**Task brief**
Output all the entries word for word. Omit the pictures.

**Material for this exercise**
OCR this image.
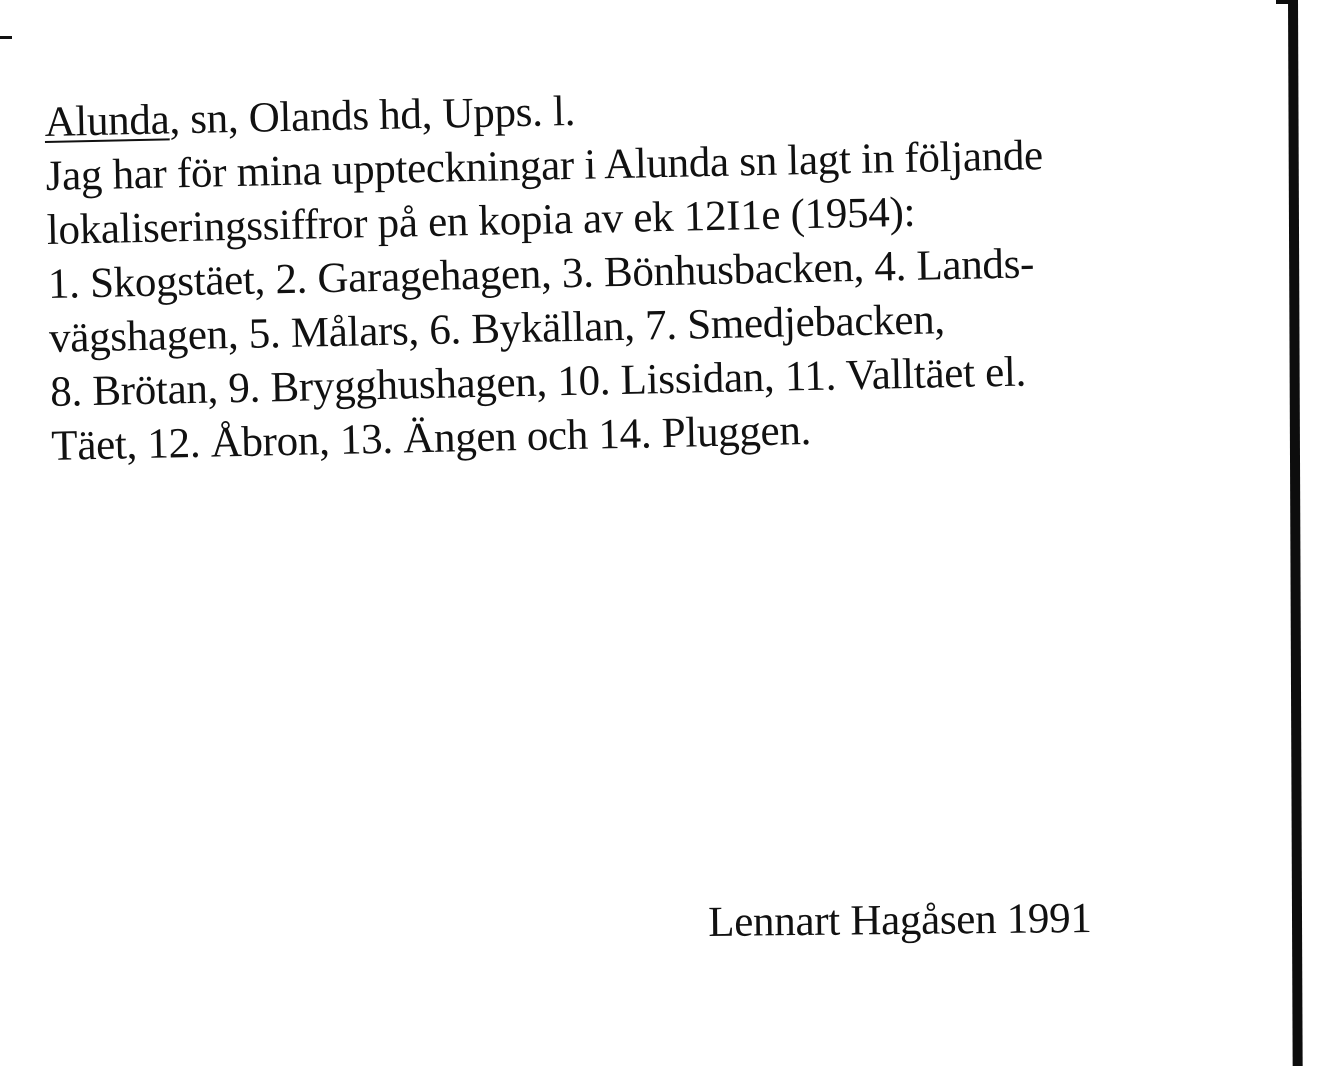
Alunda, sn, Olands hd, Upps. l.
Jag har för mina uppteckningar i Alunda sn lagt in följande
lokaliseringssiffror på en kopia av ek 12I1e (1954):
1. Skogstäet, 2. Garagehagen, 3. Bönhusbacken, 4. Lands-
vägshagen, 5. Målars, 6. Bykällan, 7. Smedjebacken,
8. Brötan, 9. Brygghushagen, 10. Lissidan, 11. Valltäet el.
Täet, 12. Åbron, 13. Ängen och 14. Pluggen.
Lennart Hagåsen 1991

**Complete answer**
OCR this image.
Alunda, sn, Olands hd, Upps. l.
Jag har för mina uppteckningar i Alunda sn lagt in följande
lokaliseringssiffror på en kopia av ek 12I1e (1954):
1. Skogstäet, 2. Garagehagen, 3. Bönhusbacken, 4. Lands-
vägshagen, 5. Målars, 6. Bykällan, 7. Smedjebacken,
8. Brötan, 9. Brygghushagen, 10. Lissidan, 11. Valltäet el.
Täet, 12. Åbron, 13. Ängen och 14. Pluggen.
Lennart Hagåsen 1991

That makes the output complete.